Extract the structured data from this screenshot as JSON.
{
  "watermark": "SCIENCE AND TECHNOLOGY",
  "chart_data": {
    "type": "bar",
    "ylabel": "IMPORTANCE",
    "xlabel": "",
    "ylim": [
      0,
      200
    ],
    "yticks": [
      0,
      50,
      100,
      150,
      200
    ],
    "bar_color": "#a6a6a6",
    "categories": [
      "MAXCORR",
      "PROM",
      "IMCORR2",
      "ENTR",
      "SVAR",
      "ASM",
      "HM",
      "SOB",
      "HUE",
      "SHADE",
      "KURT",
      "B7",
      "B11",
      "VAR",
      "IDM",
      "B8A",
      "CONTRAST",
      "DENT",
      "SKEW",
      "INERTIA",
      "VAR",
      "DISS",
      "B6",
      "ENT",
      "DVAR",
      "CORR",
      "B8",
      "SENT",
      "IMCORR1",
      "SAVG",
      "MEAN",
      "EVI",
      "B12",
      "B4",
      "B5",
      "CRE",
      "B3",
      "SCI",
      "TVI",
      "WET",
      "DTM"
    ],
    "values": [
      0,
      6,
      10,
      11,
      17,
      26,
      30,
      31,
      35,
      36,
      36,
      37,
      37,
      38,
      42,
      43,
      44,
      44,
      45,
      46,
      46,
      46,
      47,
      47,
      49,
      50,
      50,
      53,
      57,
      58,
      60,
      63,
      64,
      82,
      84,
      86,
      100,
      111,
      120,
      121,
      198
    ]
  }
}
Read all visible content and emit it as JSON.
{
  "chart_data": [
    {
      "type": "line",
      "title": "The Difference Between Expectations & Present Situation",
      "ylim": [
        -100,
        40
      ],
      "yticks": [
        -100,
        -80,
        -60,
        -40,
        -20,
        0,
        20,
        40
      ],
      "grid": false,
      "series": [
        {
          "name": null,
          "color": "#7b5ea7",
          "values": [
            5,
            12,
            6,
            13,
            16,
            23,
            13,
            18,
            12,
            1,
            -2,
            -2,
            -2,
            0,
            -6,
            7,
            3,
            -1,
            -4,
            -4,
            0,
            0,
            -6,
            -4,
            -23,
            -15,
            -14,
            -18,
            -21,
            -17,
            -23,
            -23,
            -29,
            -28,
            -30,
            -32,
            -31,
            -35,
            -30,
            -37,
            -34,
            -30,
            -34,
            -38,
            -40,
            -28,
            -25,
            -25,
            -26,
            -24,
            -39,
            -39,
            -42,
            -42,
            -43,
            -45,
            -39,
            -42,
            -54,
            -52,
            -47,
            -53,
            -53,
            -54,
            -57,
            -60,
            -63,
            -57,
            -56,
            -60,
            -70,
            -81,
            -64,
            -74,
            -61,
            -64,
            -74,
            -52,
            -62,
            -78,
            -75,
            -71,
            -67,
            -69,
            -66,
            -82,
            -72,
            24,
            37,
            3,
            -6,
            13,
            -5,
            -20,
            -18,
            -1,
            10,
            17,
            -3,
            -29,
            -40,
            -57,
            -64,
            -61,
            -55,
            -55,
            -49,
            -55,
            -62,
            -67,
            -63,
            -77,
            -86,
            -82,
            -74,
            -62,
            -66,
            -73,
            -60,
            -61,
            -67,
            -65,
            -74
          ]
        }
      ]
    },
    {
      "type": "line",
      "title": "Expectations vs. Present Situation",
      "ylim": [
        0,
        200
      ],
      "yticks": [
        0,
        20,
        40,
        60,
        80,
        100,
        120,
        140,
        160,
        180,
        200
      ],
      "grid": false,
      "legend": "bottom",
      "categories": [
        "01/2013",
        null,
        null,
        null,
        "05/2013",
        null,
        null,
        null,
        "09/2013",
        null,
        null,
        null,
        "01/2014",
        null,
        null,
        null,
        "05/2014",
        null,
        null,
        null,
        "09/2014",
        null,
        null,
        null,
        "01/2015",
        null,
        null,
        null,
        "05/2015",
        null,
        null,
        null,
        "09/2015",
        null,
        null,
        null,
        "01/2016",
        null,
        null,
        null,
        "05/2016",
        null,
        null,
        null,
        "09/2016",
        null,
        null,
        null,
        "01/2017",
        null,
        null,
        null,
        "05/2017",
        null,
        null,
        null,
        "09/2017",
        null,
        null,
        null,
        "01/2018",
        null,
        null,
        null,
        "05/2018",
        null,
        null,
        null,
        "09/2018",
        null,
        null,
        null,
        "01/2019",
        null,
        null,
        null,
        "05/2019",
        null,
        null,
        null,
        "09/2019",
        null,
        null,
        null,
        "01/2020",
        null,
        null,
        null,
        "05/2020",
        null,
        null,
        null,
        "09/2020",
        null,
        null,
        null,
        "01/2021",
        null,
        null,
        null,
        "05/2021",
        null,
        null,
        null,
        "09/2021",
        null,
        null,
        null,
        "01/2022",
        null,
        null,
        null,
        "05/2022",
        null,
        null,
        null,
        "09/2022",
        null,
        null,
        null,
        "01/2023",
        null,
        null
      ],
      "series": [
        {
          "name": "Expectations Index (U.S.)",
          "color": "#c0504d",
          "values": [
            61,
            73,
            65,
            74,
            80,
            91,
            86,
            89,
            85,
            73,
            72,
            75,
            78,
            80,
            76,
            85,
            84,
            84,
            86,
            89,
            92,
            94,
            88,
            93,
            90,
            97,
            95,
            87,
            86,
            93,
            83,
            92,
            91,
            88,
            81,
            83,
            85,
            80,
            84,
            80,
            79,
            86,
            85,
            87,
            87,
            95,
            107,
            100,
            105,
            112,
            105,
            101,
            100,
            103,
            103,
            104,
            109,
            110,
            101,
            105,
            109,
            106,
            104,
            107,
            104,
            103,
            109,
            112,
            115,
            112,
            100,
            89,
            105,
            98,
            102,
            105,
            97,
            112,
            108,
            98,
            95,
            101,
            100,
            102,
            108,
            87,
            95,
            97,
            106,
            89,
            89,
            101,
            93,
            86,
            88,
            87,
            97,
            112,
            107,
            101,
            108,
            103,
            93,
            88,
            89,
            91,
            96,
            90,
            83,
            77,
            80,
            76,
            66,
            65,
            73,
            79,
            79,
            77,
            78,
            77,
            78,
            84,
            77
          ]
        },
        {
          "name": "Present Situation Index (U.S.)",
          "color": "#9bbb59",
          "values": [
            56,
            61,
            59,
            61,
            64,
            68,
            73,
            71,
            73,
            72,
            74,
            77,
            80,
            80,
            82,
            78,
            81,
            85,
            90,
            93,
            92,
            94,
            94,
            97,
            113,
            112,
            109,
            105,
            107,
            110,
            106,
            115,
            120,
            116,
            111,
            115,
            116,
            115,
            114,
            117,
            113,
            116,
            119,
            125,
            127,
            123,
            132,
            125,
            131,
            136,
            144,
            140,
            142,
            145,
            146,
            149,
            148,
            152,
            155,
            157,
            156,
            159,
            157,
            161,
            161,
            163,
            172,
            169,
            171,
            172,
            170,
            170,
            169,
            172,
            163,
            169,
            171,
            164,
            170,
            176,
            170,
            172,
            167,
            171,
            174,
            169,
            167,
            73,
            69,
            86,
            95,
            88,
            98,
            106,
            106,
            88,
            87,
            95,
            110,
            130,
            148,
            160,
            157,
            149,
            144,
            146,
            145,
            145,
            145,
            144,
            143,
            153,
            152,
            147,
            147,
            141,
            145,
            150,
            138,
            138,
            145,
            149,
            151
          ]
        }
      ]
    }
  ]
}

--- INSTRUCTION ---
Write out every record shown above, word for word.

--- RESULT ---
Extract the structured data from this screenshot as JSON.
{
  "watermark": "SCIENCE AND TECHNOLOGY",
  "chart_data": {
    "type": "bar",
    "ylabel": "IMPORTANCE",
    "xlabel": "",
    "ylim": [
      0,
      200
    ],
    "yticks": [
      0,
      50,
      100,
      150,
      200
    ],
    "bar_color": "#a6a6a6",
    "categories": [
      "MAXCORR",
      "PROM",
      "IMCORR2",
      "ENTR",
      "SVAR",
      "ASM",
      "HM",
      "SOB",
      "HUE",
      "SHADE",
      "KURT",
      "B7",
      "B11",
      "VAR",
      "IDM",
      "B8A",
      "CONTRAST",
      "DENT",
      "SKEW",
      "INERTIA",
      "VAR",
      "DISS",
      "B6",
      "ENT",
      "DVAR",
      "CORR",
      "B8",
      "SENT",
      "IMCORR1",
      "SAVG",
      "MEAN",
      "EVI",
      "B12",
      "B4",
      "B5",
      "CRE",
      "B3",
      "SCI",
      "TVI",
      "WET",
      "DTM"
    ],
    "values": [
      0,
      6,
      10,
      11,
      17,
      26,
      30,
      31,
      35,
      36,
      36,
      37,
      37,
      38,
      42,
      43,
      44,
      44,
      45,
      46,
      46,
      46,
      47,
      47,
      49,
      50,
      50,
      53,
      57,
      58,
      60,
      63,
      64,
      82,
      84,
      86,
      100,
      111,
      120,
      121,
      198
    ]
  }
}
Read all visible content and emit it as JSON.
{
  "chart_data": [
    {
      "type": "line",
      "title": "The Difference Between Expectations & Present Situation",
      "ylim": [
        -100,
        40
      ],
      "yticks": [
        -100,
        -80,
        -60,
        -40,
        -20,
        0,
        20,
        40
      ],
      "grid": false,
      "series": [
        {
          "name": null,
          "color": "#7b5ea7",
          "values": [
            5,
            12,
            6,
            13,
            16,
            23,
            13,
            18,
            12,
            1,
            -2,
            -2,
            -2,
            0,
            -6,
            7,
            3,
            -1,
            -4,
            -4,
            0,
            0,
            -6,
            -4,
            -23,
            -15,
            -14,
            -18,
            -21,
            -17,
            -23,
            -23,
            -29,
            -28,
            -30,
            -32,
            -31,
            -35,
            -30,
            -37,
            -34,
            -30,
            -34,
            -38,
            -40,
            -28,
            -25,
            -25,
            -26,
            -24,
            -39,
            -39,
            -42,
            -42,
            -43,
            -45,
            -39,
            -42,
            -54,
            -52,
            -47,
            -53,
            -53,
            -54,
            -57,
            -60,
            -63,
            -57,
            -56,
            -60,
            -70,
            -81,
            -64,
            -74,
            -61,
            -64,
            -74,
            -52,
            -62,
            -78,
            -75,
            -71,
            -67,
            -69,
            -66,
            -82,
            -72,
            24,
            37,
            3,
            -6,
            13,
            -5,
            -20,
            -18,
            -1,
            10,
            17,
            -3,
            -29,
            -40,
            -57,
            -64,
            -61,
            -55,
            -55,
            -49,
            -55,
            -62,
            -67,
            -63,
            -77,
            -86,
            -82,
            -74,
            -62,
            -66,
            -73,
            -60,
            -61,
            -67,
            -65,
            -74
          ]
        }
      ]
    },
    {
      "type": "line",
      "title": "Expectations vs. Present Situation",
      "ylim": [
        0,
        200
      ],
      "yticks": [
        0,
        20,
        40,
        60,
        80,
        100,
        120,
        140,
        160,
        180,
        200
      ],
      "grid": false,
      "legend": "bottom",
      "categories": [
        "01/2013",
        null,
        null,
        null,
        "05/2013",
        null,
        null,
        null,
        "09/2013",
        null,
        null,
        null,
        "01/2014",
        null,
        null,
        null,
        "05/2014",
        null,
        null,
        null,
        "09/2014",
        null,
        null,
        null,
        "01/2015",
        null,
        null,
        null,
        "05/2015",
        null,
        null,
        null,
        "09/2015",
        null,
        null,
        null,
        "01/2016",
        null,
        null,
        null,
        "05/2016",
        null,
        null,
        null,
        "09/2016",
        null,
        null,
        null,
        "01/2017",
        null,
        null,
        null,
        "05/2017",
        null,
        null,
        null,
        "09/2017",
        null,
        null,
        null,
        "01/2018",
        null,
        null,
        null,
        "05/2018",
        null,
        null,
        null,
        "09/2018",
        null,
        null,
        null,
        "01/2019",
        null,
        null,
        null,
        "05/2019",
        null,
        null,
        null,
        "09/2019",
        null,
        null,
        null,
        "01/2020",
        null,
        null,
        null,
        "05/2020",
        null,
        null,
        null,
        "09/2020",
        null,
        null,
        null,
        "01/2021",
        null,
        null,
        null,
        "05/2021",
        null,
        null,
        null,
        "09/2021",
        null,
        null,
        null,
        "01/2022",
        null,
        null,
        null,
        "05/2022",
        null,
        null,
        null,
        "09/2022",
        null,
        null,
        null,
        "01/2023",
        null,
        null
      ],
      "series": [
        {
          "name": "Expectations Index (U.S.)",
          "color": "#c0504d",
          "values": [
            61,
            73,
            65,
            74,
            80,
            91,
            86,
            89,
            85,
            73,
            72,
            75,
            78,
            80,
            76,
            85,
            84,
            84,
            86,
            89,
            92,
            94,
            88,
            93,
            90,
            97,
            95,
            87,
            86,
            93,
            83,
            92,
            91,
            88,
            81,
            83,
            85,
            80,
            84,
            80,
            79,
            86,
            85,
            87,
            87,
            95,
            107,
            100,
            105,
            112,
            105,
            101,
            100,
            103,
            103,
            104,
            109,
            110,
            101,
            105,
            109,
            106,
            104,
            107,
            104,
            103,
            109,
            112,
            115,
            112,
            100,
            89,
            105,
            98,
            102,
            105,
            97,
            112,
            108,
            98,
            95,
            101,
            100,
            102,
            108,
            87,
            95,
            97,
            106,
            89,
            89,
            101,
            93,
            86,
            88,
            87,
            97,
            112,
            107,
            101,
            108,
            103,
            93,
            88,
            89,
            91,
            96,
            90,
            83,
            77,
            80,
            76,
            66,
            65,
            73,
            79,
            79,
            77,
            78,
            77,
            78,
            84,
            77
          ]
        },
        {
          "name": "Present Situation Index (U.S.)",
          "color": "#9bbb59",
          "values": [
            56,
            61,
            59,
            61,
            64,
            68,
            73,
            71,
            73,
            72,
            74,
            77,
            80,
            80,
            82,
            78,
            81,
            85,
            90,
            93,
            92,
            94,
            94,
            97,
            113,
            112,
            109,
            105,
            107,
            110,
            106,
            115,
            120,
            116,
            111,
            115,
            116,
            115,
            114,
            117,
            113,
            116,
            119,
            125,
            127,
            123,
            132,
            125,
            131,
            136,
            144,
            140,
            142,
            145,
            146,
            149,
            148,
            152,
            155,
            157,
            156,
            159,
            157,
            161,
            161,
            163,
            172,
            169,
            171,
            172,
            170,
            170,
            169,
            172,
            163,
            169,
            171,
            164,
            170,
            176,
            170,
            172,
            167,
            171,
            174,
            169,
            167,
            73,
            69,
            86,
            95,
            88,
            98,
            106,
            106,
            88,
            87,
            95,
            110,
            130,
            148,
            160,
            157,
            149,
            144,
            146,
            145,
            145,
            145,
            144,
            143,
            153,
            152,
            147,
            147,
            141,
            145,
            150,
            138,
            138,
            145,
            149,
            151
          ]
        }
      ]
    }
  ]
}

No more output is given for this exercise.